#### DATA LINES
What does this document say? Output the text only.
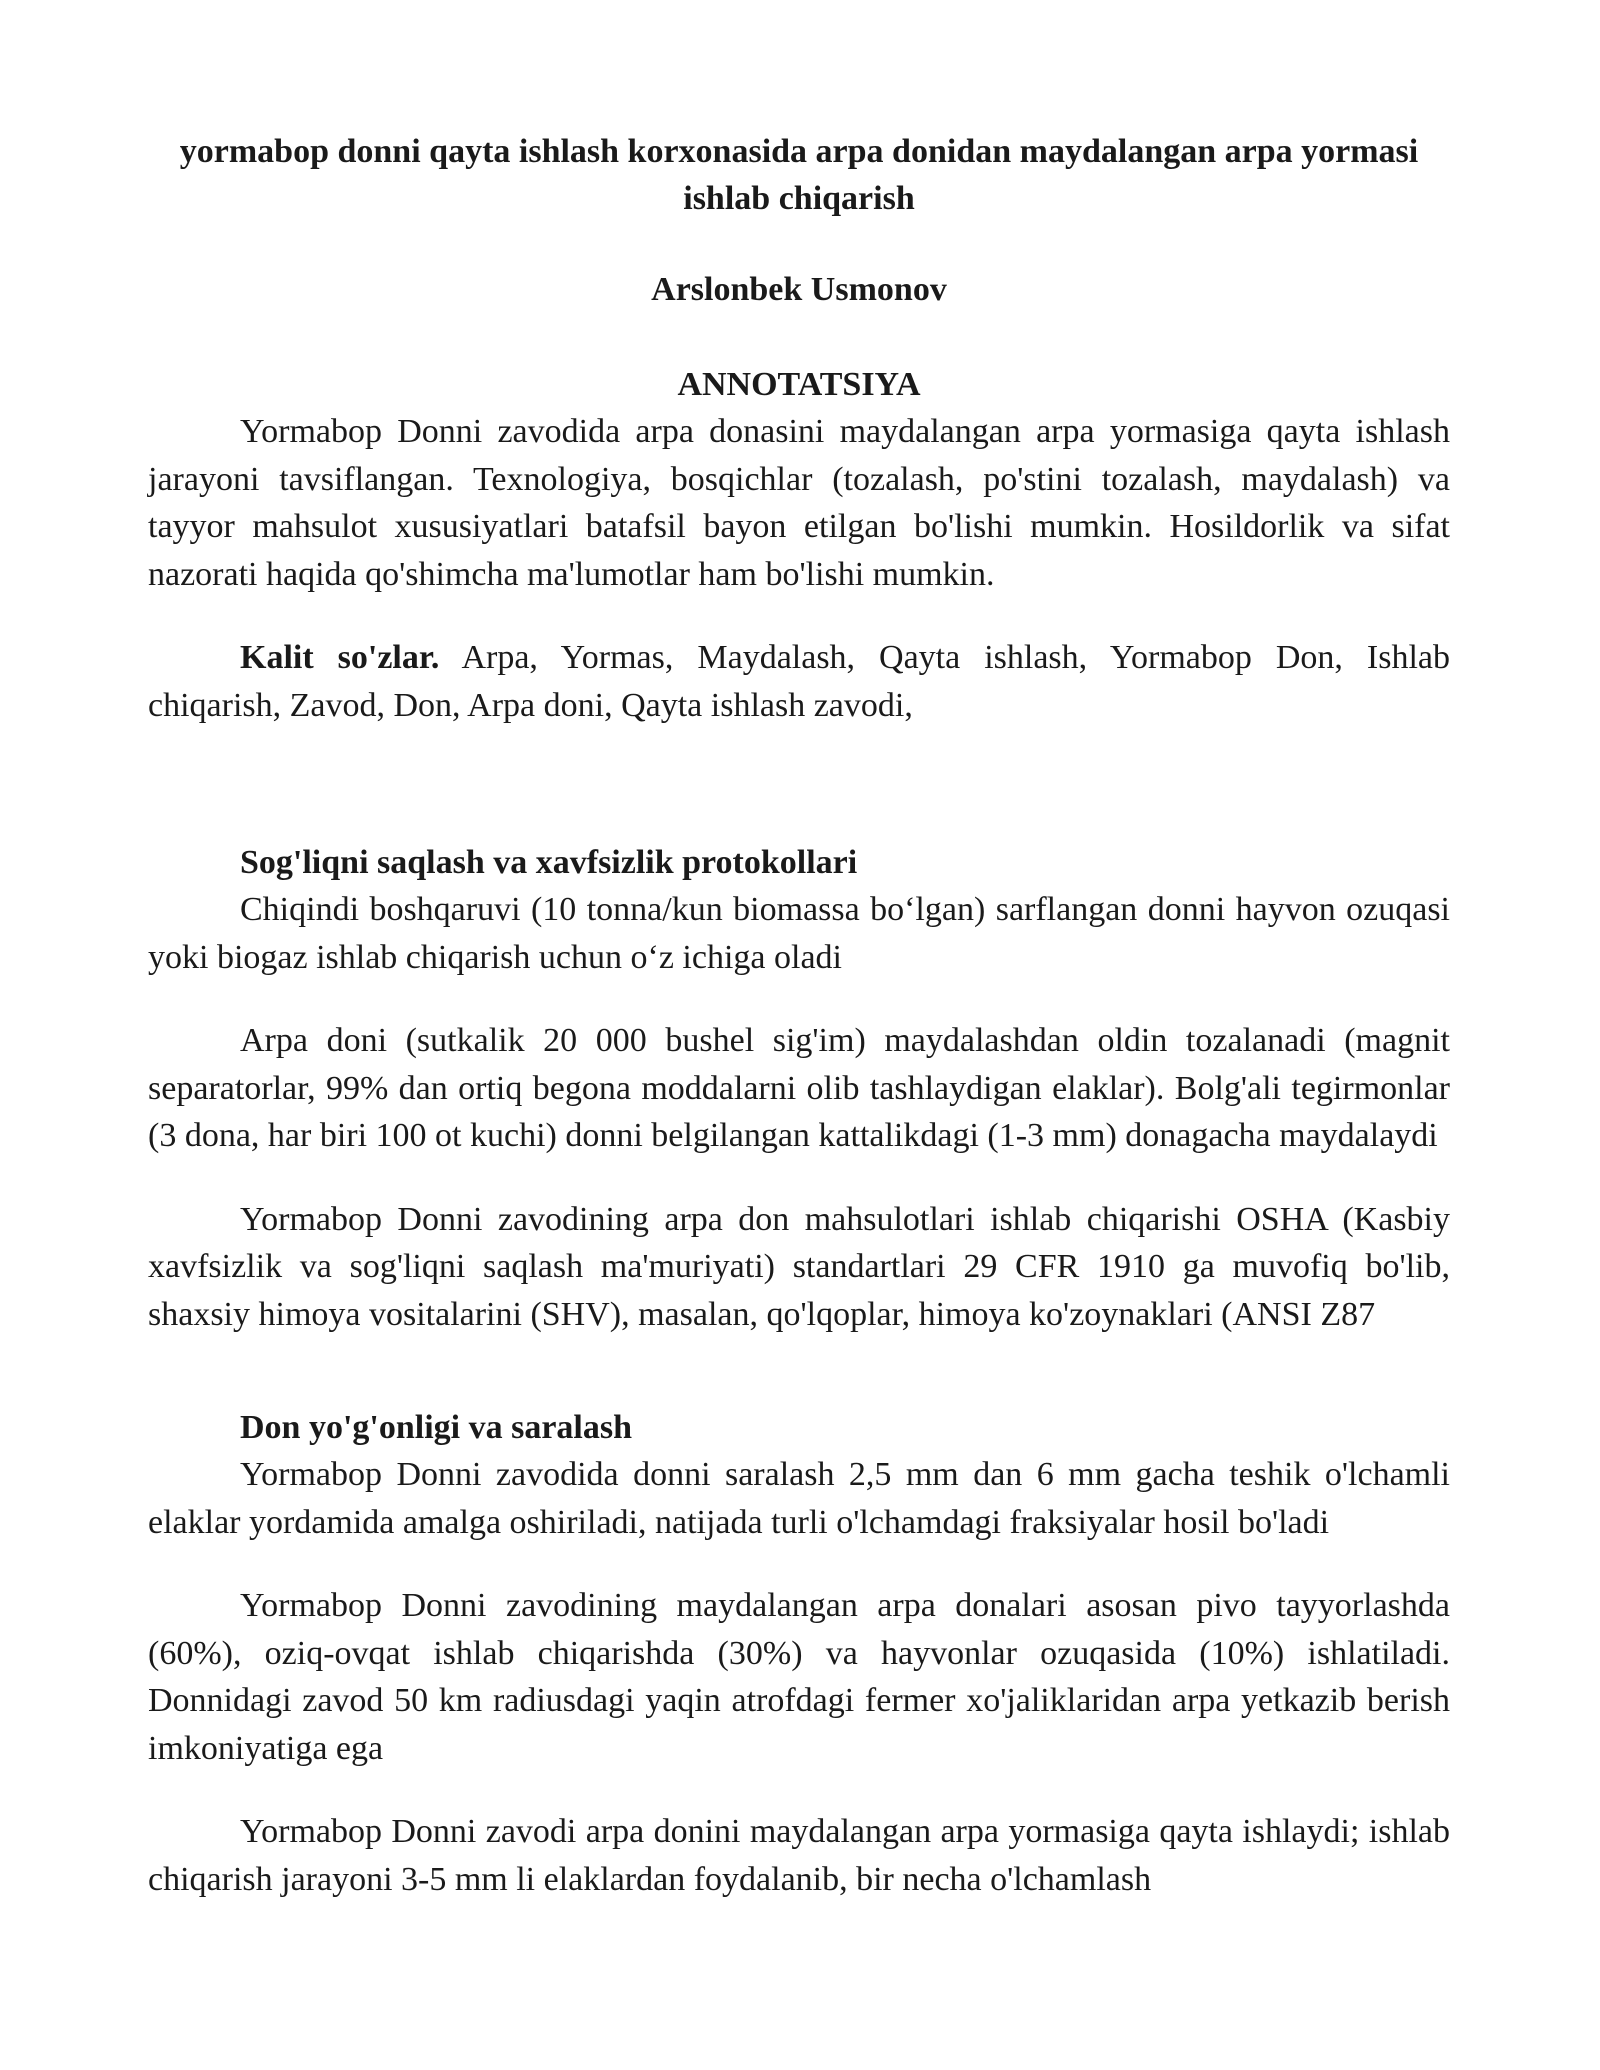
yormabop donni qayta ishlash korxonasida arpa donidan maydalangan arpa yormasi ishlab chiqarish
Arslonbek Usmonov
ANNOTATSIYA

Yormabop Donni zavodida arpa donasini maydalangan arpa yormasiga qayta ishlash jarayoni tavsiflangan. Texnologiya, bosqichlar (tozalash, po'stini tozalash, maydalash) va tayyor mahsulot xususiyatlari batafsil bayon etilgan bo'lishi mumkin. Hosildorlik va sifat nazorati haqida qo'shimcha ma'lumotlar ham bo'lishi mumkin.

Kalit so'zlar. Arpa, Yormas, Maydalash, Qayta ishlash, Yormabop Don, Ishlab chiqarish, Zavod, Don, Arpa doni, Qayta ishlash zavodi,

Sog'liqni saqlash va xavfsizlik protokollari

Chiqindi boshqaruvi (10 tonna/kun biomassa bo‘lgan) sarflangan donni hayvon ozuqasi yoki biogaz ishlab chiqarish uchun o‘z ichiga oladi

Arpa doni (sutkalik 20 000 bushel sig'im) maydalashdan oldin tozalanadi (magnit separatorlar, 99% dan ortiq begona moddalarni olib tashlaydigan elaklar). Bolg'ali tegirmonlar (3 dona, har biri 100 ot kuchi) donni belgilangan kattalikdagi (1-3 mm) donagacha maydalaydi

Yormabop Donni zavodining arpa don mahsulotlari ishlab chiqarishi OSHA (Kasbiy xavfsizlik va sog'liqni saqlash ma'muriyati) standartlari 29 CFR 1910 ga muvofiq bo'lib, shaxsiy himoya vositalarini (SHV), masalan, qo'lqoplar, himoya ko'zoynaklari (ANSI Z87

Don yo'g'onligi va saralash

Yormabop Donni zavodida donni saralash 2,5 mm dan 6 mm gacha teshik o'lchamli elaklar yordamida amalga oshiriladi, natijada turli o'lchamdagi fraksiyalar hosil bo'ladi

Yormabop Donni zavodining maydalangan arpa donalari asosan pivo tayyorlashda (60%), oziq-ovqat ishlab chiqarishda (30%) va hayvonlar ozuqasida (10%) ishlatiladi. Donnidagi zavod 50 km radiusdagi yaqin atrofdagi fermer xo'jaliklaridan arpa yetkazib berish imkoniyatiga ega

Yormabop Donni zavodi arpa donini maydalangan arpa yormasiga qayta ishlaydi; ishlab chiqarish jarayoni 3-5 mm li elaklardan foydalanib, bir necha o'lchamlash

#### WRITTEN TASK
List each line in the listing that contains the string "saralash".

#### THE RESPONSE
Don yo'g'onligi va saralash
Yormabop Donni zavodida donni saralash 2,5 mm dan 6 mm gacha teshik o'lchamli elaklar yordamida amalga oshiriladi, natijada turli o'lchamdagi fraksiyalar hosil bo'ladi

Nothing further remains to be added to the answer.